# start of INPUT

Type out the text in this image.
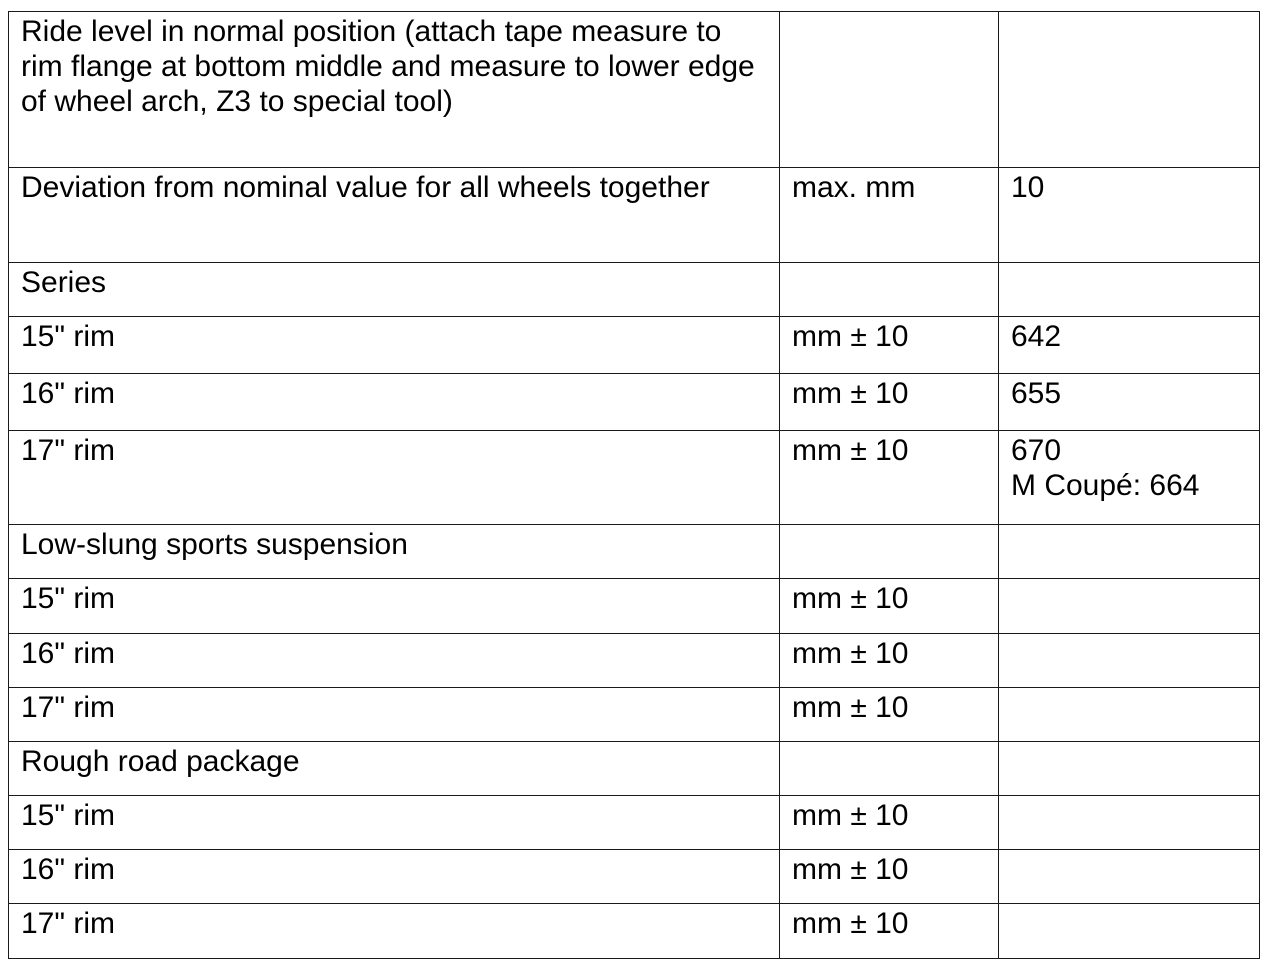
Ride level in normal position (attach tape measure to rim flange at bottom middle and measure to lower edge of wheel arch, Z3 to special tool)		

Deviation from nominal value for all wheels together	max. mm	10

Series		

15" rim	mm ± 10	642

16" rim	mm ± 10	655

17" rim	mm ± 10	670
M Coupé: 664

Low-slung sports suspension		

15" rim	mm ± 10	

16" rim	mm ± 10	

17" rim	mm ± 10	

Rough road package		

15" rim	mm ± 10	

16" rim	mm ± 10	

17" rim	mm ± 10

# end of INPUT

WHAT YOU HAVE TO DO: Without the pictures, extract every entry verbatim.

ANSWER TO THIS PROBLEM:
Type out the text in this image.
Ride level in normal position (attach tape measure to rim flange at bottom middle and measure to lower edge of wheel arch, Z3 to special tool)		

Deviation from nominal value for all wheels together	max. mm	10

Series		

15" rim	mm ± 10	642

16" rim	mm ± 10	655

17" rim	mm ± 10	670
M Coupé: 664

Low-slung sports suspension		

15" rim	mm ± 10	

16" rim	mm ± 10	

17" rim	mm ± 10	

Rough road package		

15" rim	mm ± 10	

16" rim	mm ± 10	

17" rim	mm ± 10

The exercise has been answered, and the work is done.